#### AIM:
Retype all of the listing exactly, passing over any picture you find.

[Structured figure records]

━━━

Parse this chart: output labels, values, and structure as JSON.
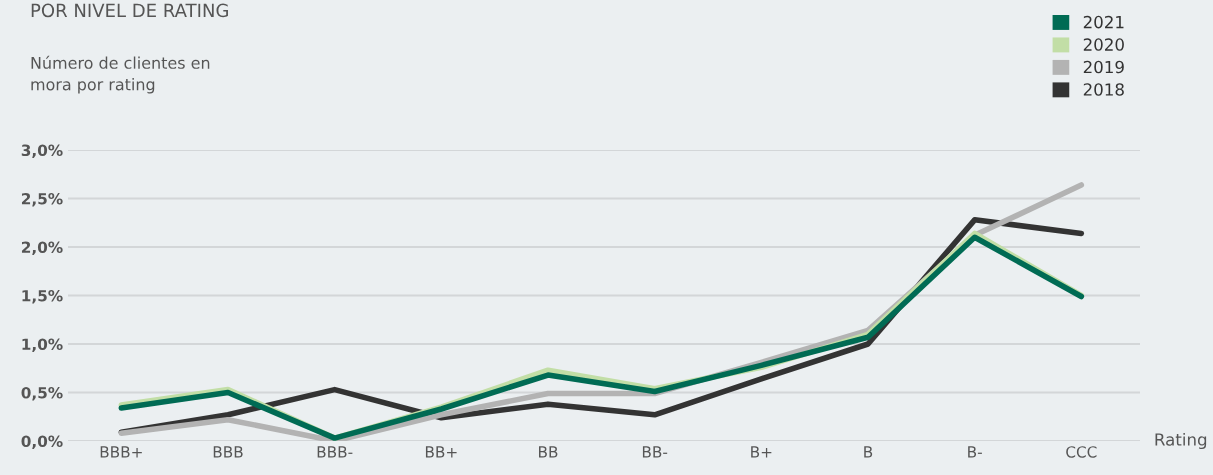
{
  "chart_data": {
    "type": "line",
    "title": "POR NIVEL DE RATING",
    "subtitle": "Número de clientes en\nmora por rating",
    "xlabel": "Rating",
    "categories": [
      "BBB+",
      "BBB",
      "BBB-",
      "BB+",
      "BB",
      "BB-",
      "B+",
      "B",
      "B-",
      "CCC"
    ],
    "series": [
      {
        "name": "2021",
        "color": "#006b54",
        "values": [
          0.34,
          0.5,
          0.03,
          0.33,
          0.68,
          0.51,
          0.78,
          1.07,
          2.1,
          1.49
        ]
      },
      {
        "name": "2020",
        "color": "#c2dea6",
        "values": [
          0.37,
          0.53,
          0.03,
          0.35,
          0.73,
          0.54,
          0.76,
          1.1,
          2.14,
          1.5
        ]
      },
      {
        "name": "2019",
        "color": "#b3b3b3",
        "values": [
          0.08,
          0.22,
          0.0,
          0.27,
          0.49,
          0.49,
          0.81,
          1.14,
          2.12,
          2.64
        ]
      },
      {
        "name": "2018",
        "color": "#333333",
        "values": [
          0.09,
          0.27,
          0.53,
          0.24,
          0.38,
          0.27,
          0.64,
          1.0,
          2.28,
          2.14
        ]
      }
    ],
    "ylim": [
      0,
      3.0
    ],
    "yticks": [
      {
        "value": 0,
        "label": "0,0%"
      },
      {
        "value": 0.5,
        "label": "0,5%"
      },
      {
        "value": 1.0,
        "label": "1,0%"
      },
      {
        "value": 1.5,
        "label": "1,5%"
      },
      {
        "value": 2.0,
        "label": "2,0%"
      },
      {
        "value": 2.5,
        "label": "2,5%"
      },
      {
        "value": 3.0,
        "label": "3,0%"
      }
    ],
    "grid": "y",
    "legend": "top right",
    "marker": "none",
    "line_style": "solid"
  }
}
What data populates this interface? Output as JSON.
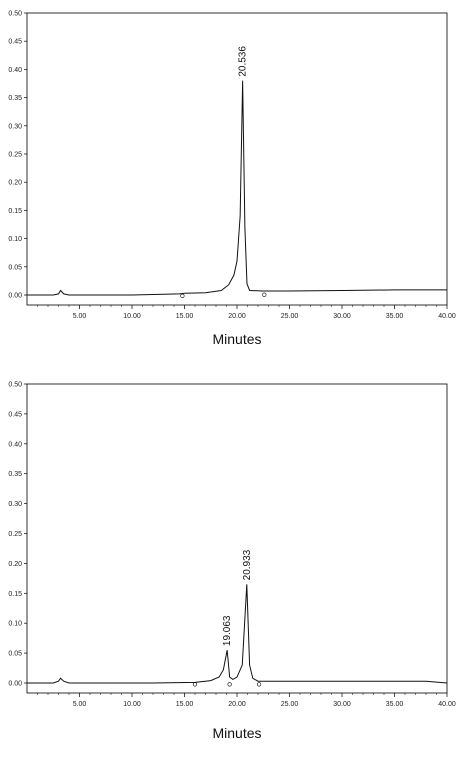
{
  "chart_data": [
    {
      "type": "line",
      "xlabel": "Minutes",
      "ylabel": "",
      "xlim": [
        0,
        40
      ],
      "ylim": [
        0,
        0.5
      ],
      "x_ticks": [
        "5.00",
        "10.00",
        "15.00",
        "20.00",
        "25.00",
        "30.00",
        "35.00",
        "40.00"
      ],
      "y_ticks": [
        "0.00",
        "0.05",
        "0.10",
        "0.15",
        "0.20",
        "0.25",
        "0.30",
        "0.35",
        "0.40",
        "0.45",
        "0.50"
      ],
      "grid": false,
      "series": [
        {
          "x": [
            0,
            2.5,
            3.0,
            3.2,
            3.5,
            4.0,
            10,
            14.5,
            15,
            17,
            18.5,
            19.2,
            19.7,
            20.0,
            20.3,
            20.536,
            20.75,
            20.95,
            21.2,
            22.5,
            25,
            30,
            35,
            40
          ],
          "y": [
            0.0,
            0.0,
            0.002,
            0.008,
            0.002,
            0.0,
            0.0,
            0.002,
            0.003,
            0.004,
            0.008,
            0.018,
            0.035,
            0.06,
            0.14,
            0.38,
            0.12,
            0.02,
            0.008,
            0.007,
            0.007,
            0.008,
            0.009,
            0.009
          ]
        }
      ],
      "annotations": [
        {
          "text": "20.536",
          "x": 20.536,
          "y": 0.38
        }
      ],
      "markers": [
        {
          "x": 14.8,
          "y": 0.002
        },
        {
          "x": 22.6,
          "y": 0.004
        }
      ]
    },
    {
      "type": "line",
      "xlabel": "Minutes",
      "ylabel": "",
      "xlim": [
        0,
        40
      ],
      "ylim": [
        0,
        0.5
      ],
      "x_ticks": [
        "5.00",
        "10.00",
        "15.00",
        "20.00",
        "25.00",
        "30.00",
        "35.00",
        "40.00"
      ],
      "y_ticks": [
        "0.00",
        "0.05",
        "0.10",
        "0.15",
        "0.20",
        "0.25",
        "0.30",
        "0.35",
        "0.40",
        "0.45",
        "0.50"
      ],
      "grid": false,
      "series": [
        {
          "x": [
            0,
            2.5,
            3.0,
            3.2,
            3.5,
            4.0,
            12,
            16,
            17.5,
            18.3,
            18.7,
            19.063,
            19.3,
            19.6,
            20.0,
            20.5,
            20.933,
            21.2,
            21.5,
            22.0,
            25,
            30,
            35,
            38,
            40
          ],
          "y": [
            0.0,
            0.0,
            0.003,
            0.008,
            0.003,
            0.0,
            0.0,
            0.001,
            0.004,
            0.01,
            0.022,
            0.055,
            0.01,
            0.006,
            0.01,
            0.03,
            0.165,
            0.03,
            0.008,
            0.003,
            0.003,
            0.003,
            0.003,
            0.003,
            0.0
          ]
        }
      ],
      "annotations": [
        {
          "text": "19.063",
          "x": 19.063,
          "y": 0.055
        },
        {
          "text": "20.933",
          "x": 20.933,
          "y": 0.165
        }
      ],
      "markers": [
        {
          "x": 16.0,
          "y": 0.001
        },
        {
          "x": 19.3,
          "y": 0.001
        },
        {
          "x": 22.1,
          "y": 0.001
        }
      ]
    }
  ]
}
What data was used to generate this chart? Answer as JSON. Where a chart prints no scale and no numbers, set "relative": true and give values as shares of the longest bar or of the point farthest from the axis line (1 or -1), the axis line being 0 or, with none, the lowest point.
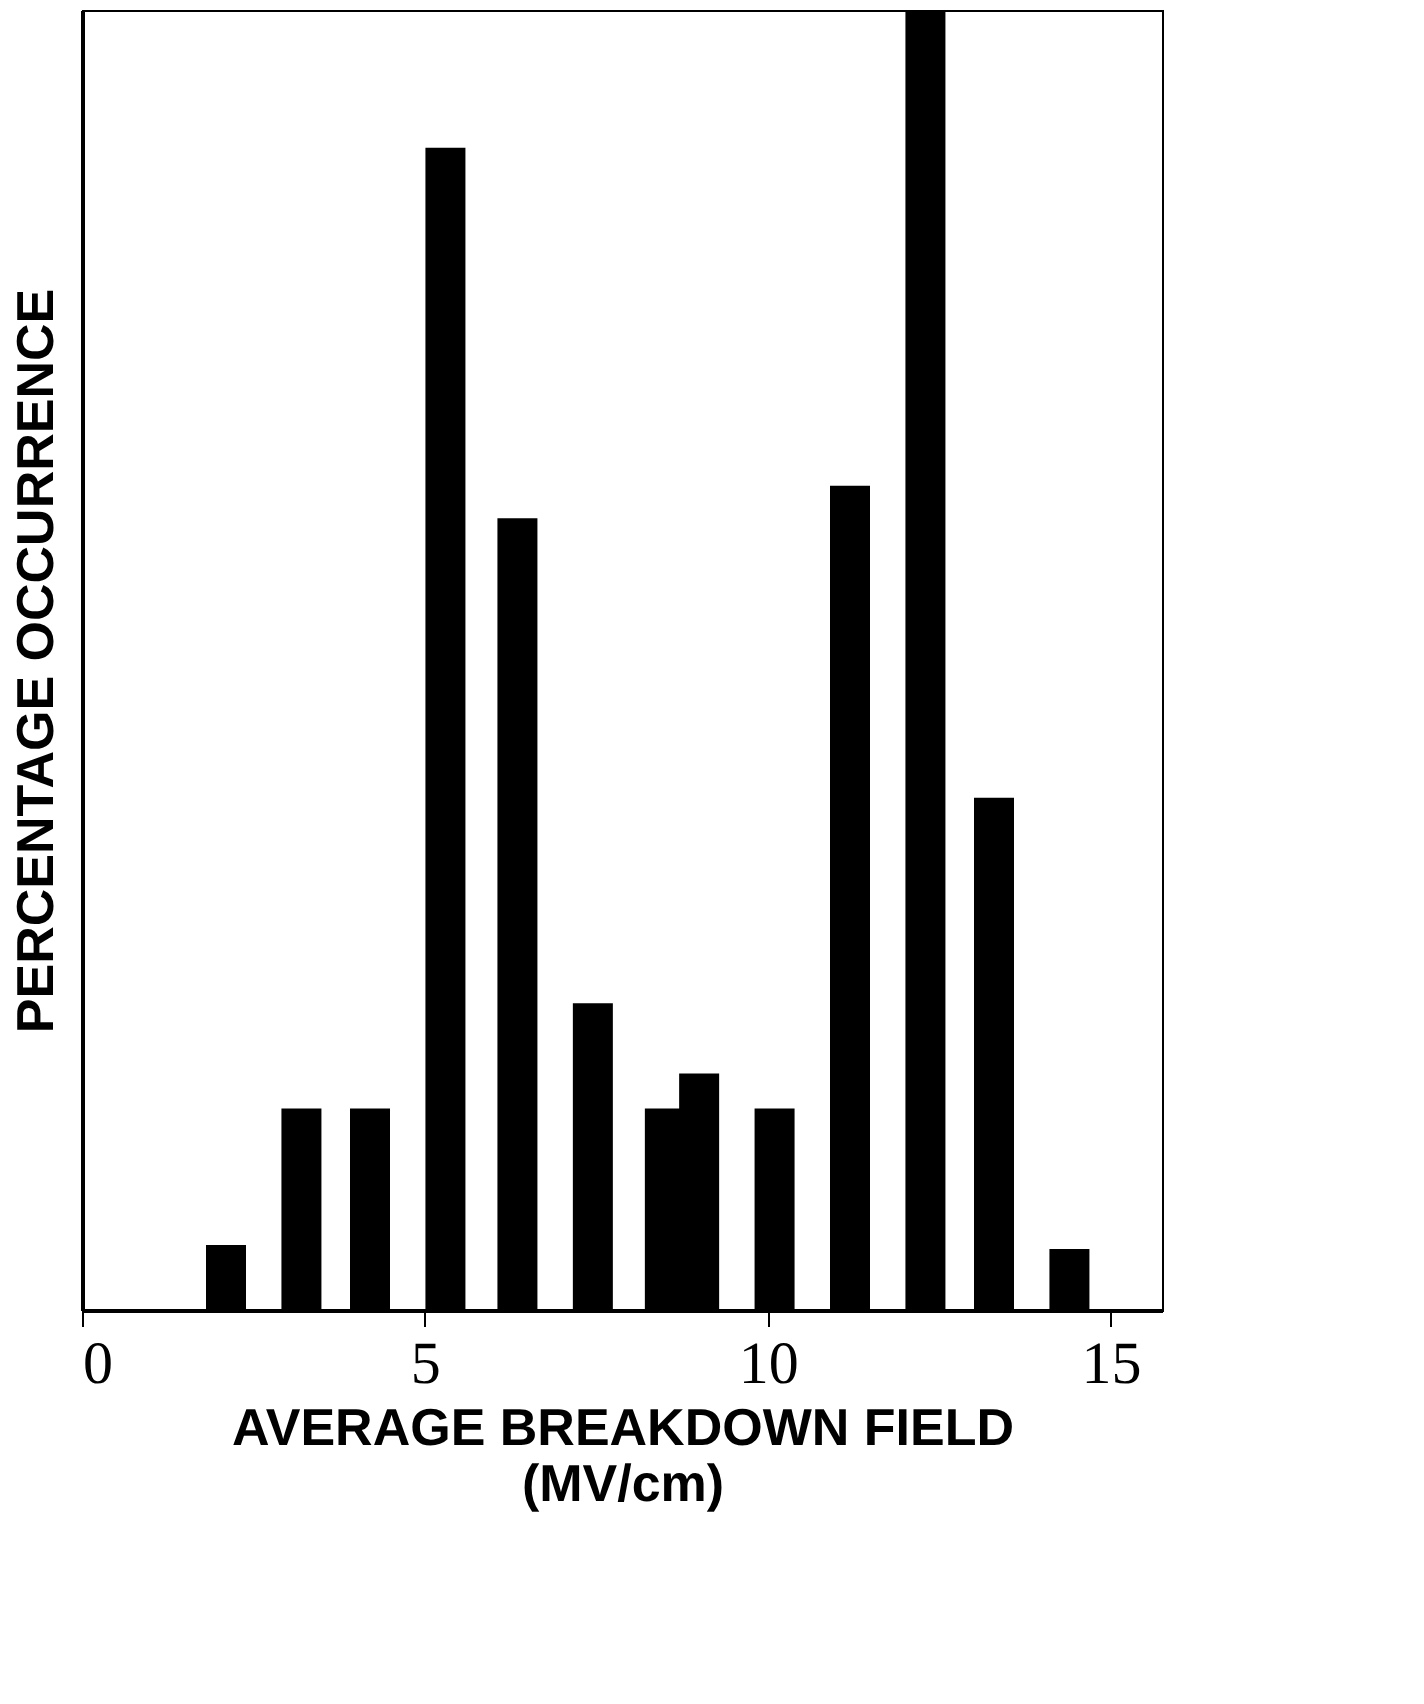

━━━

#### OUTPUT OF THE TASK:
Parse this chart: output labels, values, and structure as JSON.
{
  "chart_data": {
    "type": "line",
    "title": "POR NIVEL DE RATING",
    "subtitle": "Número de clientes en\nmora por rating",
    "xlabel": "Rating",
    "categories": [
      "BBB+",
      "BBB",
      "BBB-",
      "BB+",
      "BB",
      "BB-",
      "B+",
      "B",
      "B-",
      "CCC"
    ],
    "series": [
      {
        "name": "2021",
        "color": "#006b54",
        "values": [
          0.34,
          0.5,
          0.03,
          0.33,
          0.68,
          0.51,
          0.78,
          1.07,
          2.1,
          1.49
        ]
      },
      {
        "name": "2020",
        "color": "#c2dea6",
        "values": [
          0.37,
          0.53,
          0.03,
          0.35,
          0.73,
          0.54,
          0.76,
          1.1,
          2.14,
          1.5
        ]
      },
      {
        "name": "2019",
        "color": "#b3b3b3",
        "values": [
          0.08,
          0.22,
          0.0,
          0.27,
          0.49,
          0.49,
          0.81,
          1.14,
          2.12,
          2.64
        ]
      },
      {
        "name": "2018",
        "color": "#333333",
        "values": [
          0.09,
          0.27,
          0.53,
          0.24,
          0.38,
          0.27,
          0.64,
          1.0,
          2.28,
          2.14
        ]
      }
    ],
    "ylim": [
      0,
      3.0
    ],
    "yticks": [
      {
        "value": 0,
        "label": "0,0%"
      },
      {
        "value": 0.5,
        "label": "0,5%"
      },
      {
        "value": 1.0,
        "label": "1,0%"
      },
      {
        "value": 1.5,
        "label": "1,5%"
      },
      {
        "value": 2.0,
        "label": "2,0%"
      },
      {
        "value": 2.5,
        "label": "2,5%"
      },
      {
        "value": 3.0,
        "label": "3,0%"
      }
    ],
    "grid": "y",
    "legend": "top right",
    "marker": "none",
    "line_style": "solid"
  }
}
What data populates this interface? Output as JSON.
{
  "chart_data": [
    {
      "type": "line",
      "xlabel": "Minutes",
      "ylabel": "",
      "xlim": [
        0,
        40
      ],
      "ylim": [
        0,
        0.5
      ],
      "x_ticks": [
        "5.00",
        "10.00",
        "15.00",
        "20.00",
        "25.00",
        "30.00",
        "35.00",
        "40.00"
      ],
      "y_ticks": [
        "0.00",
        "0.05",
        "0.10",
        "0.15",
        "0.20",
        "0.25",
        "0.30",
        "0.35",
        "0.40",
        "0.45",
        "0.50"
      ],
      "grid": false,
      "series": [
        {
          "x": [
            0,
            2.5,
            3.0,
            3.2,
            3.5,
            4.0,
            10,
            14.5,
            15,
            17,
            18.5,
            19.2,
            19.7,
            20.0,
            20.3,
            20.536,
            20.75,
            20.95,
            21.2,
            22.5,
            25,
            30,
            35,
            40
          ],
          "y": [
            0.0,
            0.0,
            0.002,
            0.008,
            0.002,
            0.0,
            0.0,
            0.002,
            0.003,
            0.004,
            0.008,
            0.018,
            0.035,
            0.06,
            0.14,
            0.38,
            0.12,
            0.02,
            0.008,
            0.007,
            0.007,
            0.008,
            0.009,
            0.009
          ]
        }
      ],
      "annotations": [
        {
          "text": "20.536",
          "x": 20.536,
          "y": 0.38
        }
      ],
      "markers": [
        {
          "x": 14.8,
          "y": 0.002
        },
        {
          "x": 22.6,
          "y": 0.004
        }
      ]
    },
    {
      "type": "line",
      "xlabel": "Minutes",
      "ylabel": "",
      "xlim": [
        0,
        40
      ],
      "ylim": [
        0,
        0.5
      ],
      "x_ticks": [
        "5.00",
        "10.00",
        "15.00",
        "20.00",
        "25.00",
        "30.00",
        "35.00",
        "40.00"
      ],
      "y_ticks": [
        "0.00",
        "0.05",
        "0.10",
        "0.15",
        "0.20",
        "0.25",
        "0.30",
        "0.35",
        "0.40",
        "0.45",
        "0.50"
      ],
      "grid": false,
      "series": [
        {
          "x": [
            0,
            2.5,
            3.0,
            3.2,
            3.5,
            4.0,
            12,
            16,
            17.5,
            18.3,
            18.7,
            19.063,
            19.3,
            19.6,
            20.0,
            20.5,
            20.933,
            21.2,
            21.5,
            22.0,
            25,
            30,
            35,
            38,
            40
          ],
          "y": [
            0.0,
            0.0,
            0.003,
            0.008,
            0.003,
            0.0,
            0.0,
            0.001,
            0.004,
            0.01,
            0.022,
            0.055,
            0.01,
            0.006,
            0.01,
            0.03,
            0.165,
            0.03,
            0.008,
            0.003,
            0.003,
            0.003,
            0.003,
            0.003,
            0.0
          ]
        }
      ],
      "annotations": [
        {
          "text": "19.063",
          "x": 19.063,
          "y": 0.055
        },
        {
          "text": "20.933",
          "x": 20.933,
          "y": 0.165
        }
      ],
      "markers": [
        {
          "x": 16.0,
          "y": 0.001
        },
        {
          "x": 19.3,
          "y": 0.001
        },
        {
          "x": 22.1,
          "y": 0.001
        }
      ]
    }
  ]
}
What data was used to generate this chart? Answer as JSON. Where a chart prints no scale and no numbers, set "relative": true and give values as shares of the longest bar or of the point farthest from the axis line (1 or -1), the axis line being 0 or, with none, the lowest point.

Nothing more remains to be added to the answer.